◆ Aim of the exercise
Reproduce each record below exactly as written.

Stored data:

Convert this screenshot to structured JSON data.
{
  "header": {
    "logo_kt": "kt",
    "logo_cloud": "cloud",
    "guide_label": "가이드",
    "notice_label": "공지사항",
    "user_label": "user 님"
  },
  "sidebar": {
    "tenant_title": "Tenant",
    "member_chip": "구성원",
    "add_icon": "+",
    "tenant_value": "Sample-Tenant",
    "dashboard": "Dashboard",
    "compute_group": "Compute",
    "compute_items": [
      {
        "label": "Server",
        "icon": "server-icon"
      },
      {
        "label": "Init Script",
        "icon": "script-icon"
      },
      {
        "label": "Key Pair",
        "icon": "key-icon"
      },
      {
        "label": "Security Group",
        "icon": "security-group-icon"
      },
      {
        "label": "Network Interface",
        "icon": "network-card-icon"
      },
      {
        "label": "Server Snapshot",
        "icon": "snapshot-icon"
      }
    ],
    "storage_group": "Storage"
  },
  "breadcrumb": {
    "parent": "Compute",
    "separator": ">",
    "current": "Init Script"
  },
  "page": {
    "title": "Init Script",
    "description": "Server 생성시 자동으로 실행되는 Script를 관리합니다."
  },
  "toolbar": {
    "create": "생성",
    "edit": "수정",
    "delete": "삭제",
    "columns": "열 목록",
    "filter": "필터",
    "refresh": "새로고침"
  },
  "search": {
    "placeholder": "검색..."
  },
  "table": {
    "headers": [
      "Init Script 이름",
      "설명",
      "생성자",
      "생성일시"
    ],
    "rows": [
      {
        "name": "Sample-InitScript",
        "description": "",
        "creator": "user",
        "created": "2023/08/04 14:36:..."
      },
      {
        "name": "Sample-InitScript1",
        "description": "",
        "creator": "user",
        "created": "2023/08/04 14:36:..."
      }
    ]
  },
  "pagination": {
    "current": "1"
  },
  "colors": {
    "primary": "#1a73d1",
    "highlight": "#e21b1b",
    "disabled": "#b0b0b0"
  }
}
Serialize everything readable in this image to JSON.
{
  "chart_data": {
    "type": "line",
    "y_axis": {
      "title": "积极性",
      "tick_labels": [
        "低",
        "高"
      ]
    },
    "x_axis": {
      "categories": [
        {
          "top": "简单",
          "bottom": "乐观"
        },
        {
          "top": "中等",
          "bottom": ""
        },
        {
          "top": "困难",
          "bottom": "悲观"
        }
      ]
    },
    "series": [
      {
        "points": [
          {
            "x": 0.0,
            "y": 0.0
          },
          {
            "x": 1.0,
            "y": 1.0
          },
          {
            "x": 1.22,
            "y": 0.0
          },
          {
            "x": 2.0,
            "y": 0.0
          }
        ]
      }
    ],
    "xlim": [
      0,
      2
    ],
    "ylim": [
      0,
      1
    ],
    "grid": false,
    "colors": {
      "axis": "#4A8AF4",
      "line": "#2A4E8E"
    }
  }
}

◆ The response
Convert this screenshot to structured JSON data.
{
  "header": {
    "logo_kt": "kt",
    "logo_cloud": "cloud",
    "guide_label": "가이드",
    "notice_label": "공지사항",
    "user_label": "user 님"
  },
  "sidebar": {
    "tenant_title": "Tenant",
    "member_chip": "구성원",
    "add_icon": "+",
    "tenant_value": "Sample-Tenant",
    "dashboard": "Dashboard",
    "compute_group": "Compute",
    "compute_items": [
      {
        "label": "Server",
        "icon": "server-icon"
      },
      {
        "label": "Init Script",
        "icon": "script-icon"
      },
      {
        "label": "Key Pair",
        "icon": "key-icon"
      },
      {
        "label": "Security Group",
        "icon": "security-group-icon"
      },
      {
        "label": "Network Interface",
        "icon": "network-card-icon"
      },
      {
        "label": "Server Snapshot",
        "icon": "snapshot-icon"
      }
    ],
    "storage_group": "Storage"
  },
  "breadcrumb": {
    "parent": "Compute",
    "separator": ">",
    "current": "Init Script"
  },
  "page": {
    "title": "Init Script",
    "description": "Server 생성시 자동으로 실행되는 Script를 관리합니다."
  },
  "toolbar": {
    "create": "생성",
    "edit": "수정",
    "delete": "삭제",
    "columns": "열 목록",
    "filter": "필터",
    "refresh": "새로고침"
  },
  "search": {
    "placeholder": "검색..."
  },
  "table": {
    "headers": [
      "Init Script 이름",
      "설명",
      "생성자",
      "생성일시"
    ],
    "rows": [
      {
        "name": "Sample-InitScript",
        "description": "",
        "creator": "user",
        "created": "2023/08/04 14:36:..."
      },
      {
        "name": "Sample-InitScript1",
        "description": "",
        "creator": "user",
        "created": "2023/08/04 14:36:..."
      }
    ]
  },
  "pagination": {
    "current": "1"
  },
  "colors": {
    "primary": "#1a73d1",
    "highlight": "#e21b1b",
    "disabled": "#b0b0b0"
  }
}
Serialize everything readable in this image to JSON.
{
  "chart_data": {
    "type": "line",
    "y_axis": {
      "title": "积极性",
      "tick_labels": [
        "低",
        "高"
      ]
    },
    "x_axis": {
      "categories": [
        {
          "top": "简单",
          "bottom": "乐观"
        },
        {
          "top": "中等",
          "bottom": ""
        },
        {
          "top": "困难",
          "bottom": "悲观"
        }
      ]
    },
    "series": [
      {
        "points": [
          {
            "x": 0.0,
            "y": 0.0
          },
          {
            "x": 1.0,
            "y": 1.0
          },
          {
            "x": 1.22,
            "y": 0.0
          },
          {
            "x": 2.0,
            "y": 0.0
          }
        ]
      }
    ],
    "xlim": [
      0,
      2
    ],
    "ylim": [
      0,
      1
    ],
    "grid": false,
    "colors": {
      "axis": "#4A8AF4",
      "line": "#2A4E8E"
    }
  }
}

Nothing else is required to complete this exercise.